WHAT YOU NEED TO DO:
Without including any pictures, copy each entry below exactly.

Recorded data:
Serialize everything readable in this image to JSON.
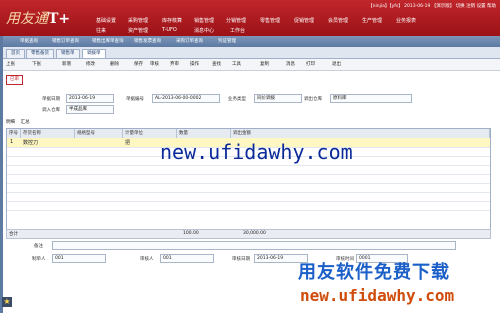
{
  "header": {
    "logo_text": "用友通",
    "logo_mark": "T+",
    "top_info": "【ninjia】【yfs】 2013-06-19 【演示版】",
    "top_actions": [
      "切换",
      "注销",
      "设置",
      "帮助"
    ],
    "nav_row1": [
      "基础设置",
      "采购管理",
      "库存核算",
      "销售管理",
      "分销管理",
      "零售管理",
      "促销管理",
      "会员管理",
      "生产管理",
      "业务报表"
    ],
    "nav_row2": [
      "往来",
      "资产管理",
      "T-UFO",
      "消息中心",
      "工作台"
    ]
  },
  "tabs": [
    "单据查询",
    "销售订单查询",
    "销售出库单查询",
    "销售发票查询",
    "采购订单查询",
    "凭证管理"
  ],
  "doc_tabs": [
    "首页",
    "零售备货",
    "销售单",
    "调拨单"
  ],
  "toolbar": [
    "上张",
    "下张",
    "新增",
    "修改",
    "删除",
    "保存",
    "审核",
    "弃审",
    "操作",
    "查找",
    "工具",
    "复制",
    "消息",
    "打印",
    "退出"
  ],
  "status_badge": "已审",
  "form": {
    "date_label": "单据日期",
    "date_value": "2013-06-19",
    "code_label": "单据编号",
    "code_value": "AL-2013-06-00-0002",
    "type_label": "业务类型",
    "type_value": "同价调拨",
    "out_wh_label": "调出仓库",
    "out_wh_value": "原料库",
    "in_wh_label": "调入仓库",
    "in_wh_value": "半成品库"
  },
  "table_tabs": [
    "明细",
    "汇总"
  ],
  "table": {
    "headers": [
      "序号",
      "存货名称",
      "规格型号",
      "计量单位",
      "数量",
      "调出金额"
    ],
    "rows": [
      {
        "no": "1",
        "name": "数控刀",
        "spec": "",
        "unit": "把",
        "qty": "",
        "amount": ""
      }
    ],
    "sum_label": "合计",
    "sum_qty": "100.00",
    "sum_amount": "30,000.00"
  },
  "footer": {
    "remark_label": "备注",
    "maker_label": "制单人",
    "maker_value": "001",
    "auditor_label": "审核人",
    "auditor_value": "001",
    "audit_date_label": "审核日期",
    "audit_date_value": "2013-06-19",
    "reviewer_label": "审核时间",
    "reviewer_value": "0001"
  },
  "watermarks": {
    "center": "new.ufidawhy.com",
    "cn": "用友软件免费下载",
    "url": "new.ufidawhy.com"
  },
  "colors": {
    "header": "#b81c22",
    "tabbar": "#6a86ae",
    "accent": "#c0262b"
  }
}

SOLVED EXERCISE:
Serialize everything readable in this image to JSON.
{
  "header": {
    "logo_text": "用友通",
    "logo_mark": "T+",
    "top_info": "【ninjia】【yfs】 2013-06-19 【演示版】",
    "top_actions": [
      "切换",
      "注销",
      "设置",
      "帮助"
    ],
    "nav_row1": [
      "基础设置",
      "采购管理",
      "库存核算",
      "销售管理",
      "分销管理",
      "零售管理",
      "促销管理",
      "会员管理",
      "生产管理",
      "业务报表"
    ],
    "nav_row2": [
      "往来",
      "资产管理",
      "T-UFO",
      "消息中心",
      "工作台"
    ]
  },
  "tabs": [
    "单据查询",
    "销售订单查询",
    "销售出库单查询",
    "销售发票查询",
    "采购订单查询",
    "凭证管理"
  ],
  "doc_tabs": [
    "首页",
    "零售备货",
    "销售单",
    "调拨单"
  ],
  "toolbar": [
    "上张",
    "下张",
    "新增",
    "修改",
    "删除",
    "保存",
    "审核",
    "弃审",
    "操作",
    "查找",
    "工具",
    "复制",
    "消息",
    "打印",
    "退出"
  ],
  "status_badge": "已审",
  "form": {
    "date_label": "单据日期",
    "date_value": "2013-06-19",
    "code_label": "单据编号",
    "code_value": "AL-2013-06-00-0002",
    "type_label": "业务类型",
    "type_value": "同价调拨",
    "out_wh_label": "调出仓库",
    "out_wh_value": "原料库",
    "in_wh_label": "调入仓库",
    "in_wh_value": "半成品库"
  },
  "table_tabs": [
    "明细",
    "汇总"
  ],
  "table": {
    "headers": [
      "序号",
      "存货名称",
      "规格型号",
      "计量单位",
      "数量",
      "调出金额"
    ],
    "rows": [
      {
        "no": "1",
        "name": "数控刀",
        "spec": "",
        "unit": "把",
        "qty": "",
        "amount": ""
      }
    ],
    "sum_label": "合计",
    "sum_qty": "100.00",
    "sum_amount": "30,000.00"
  },
  "footer": {
    "remark_label": "备注",
    "maker_label": "制单人",
    "maker_value": "001",
    "auditor_label": "审核人",
    "auditor_value": "001",
    "audit_date_label": "审核日期",
    "audit_date_value": "2013-06-19",
    "reviewer_label": "审核时间",
    "reviewer_value": "0001"
  },
  "watermarks": {
    "center": "new.ufidawhy.com",
    "cn": "用友软件免费下载",
    "url": "new.ufidawhy.com"
  },
  "colors": {
    "header": "#b81c22",
    "tabbar": "#6a86ae",
    "accent": "#c0262b"
  }
}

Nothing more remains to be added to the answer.